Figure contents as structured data
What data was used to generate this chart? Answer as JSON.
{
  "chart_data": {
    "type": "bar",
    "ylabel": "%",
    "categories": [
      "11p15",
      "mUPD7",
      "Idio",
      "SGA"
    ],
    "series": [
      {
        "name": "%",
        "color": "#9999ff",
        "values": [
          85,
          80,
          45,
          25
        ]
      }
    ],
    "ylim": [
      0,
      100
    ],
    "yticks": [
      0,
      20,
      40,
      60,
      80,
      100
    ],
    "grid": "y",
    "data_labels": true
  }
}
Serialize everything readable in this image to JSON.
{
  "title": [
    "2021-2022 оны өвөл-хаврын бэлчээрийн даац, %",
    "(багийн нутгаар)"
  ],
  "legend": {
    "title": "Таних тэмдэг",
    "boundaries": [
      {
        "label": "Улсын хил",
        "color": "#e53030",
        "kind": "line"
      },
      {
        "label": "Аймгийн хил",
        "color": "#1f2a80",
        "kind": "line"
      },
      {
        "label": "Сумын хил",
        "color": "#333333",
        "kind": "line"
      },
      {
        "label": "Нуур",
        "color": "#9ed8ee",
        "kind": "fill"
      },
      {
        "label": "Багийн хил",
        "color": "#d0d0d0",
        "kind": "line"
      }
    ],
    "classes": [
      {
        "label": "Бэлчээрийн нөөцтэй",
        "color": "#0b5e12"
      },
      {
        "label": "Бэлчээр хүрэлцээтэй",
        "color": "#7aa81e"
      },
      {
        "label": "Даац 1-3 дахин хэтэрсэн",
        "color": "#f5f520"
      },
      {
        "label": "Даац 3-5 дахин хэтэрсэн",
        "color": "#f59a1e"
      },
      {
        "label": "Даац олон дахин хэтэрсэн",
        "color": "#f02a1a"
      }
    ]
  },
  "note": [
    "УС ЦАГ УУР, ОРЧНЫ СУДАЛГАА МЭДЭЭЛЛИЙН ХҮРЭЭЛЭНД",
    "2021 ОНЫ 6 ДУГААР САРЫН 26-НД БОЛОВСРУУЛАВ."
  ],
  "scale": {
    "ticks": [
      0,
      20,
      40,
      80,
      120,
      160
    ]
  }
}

● GIVEN EXERCISE
Which lines contain the word "хэтэрсэн"? Copy each of them.

● FINISHED ANSWER
        "label": "Даац 1-3 дахин хэтэрсэн",
        "label": "Даац 3-5 дахин хэтэрсэн",
        "label": "Даац олон дахин хэтэрсэн",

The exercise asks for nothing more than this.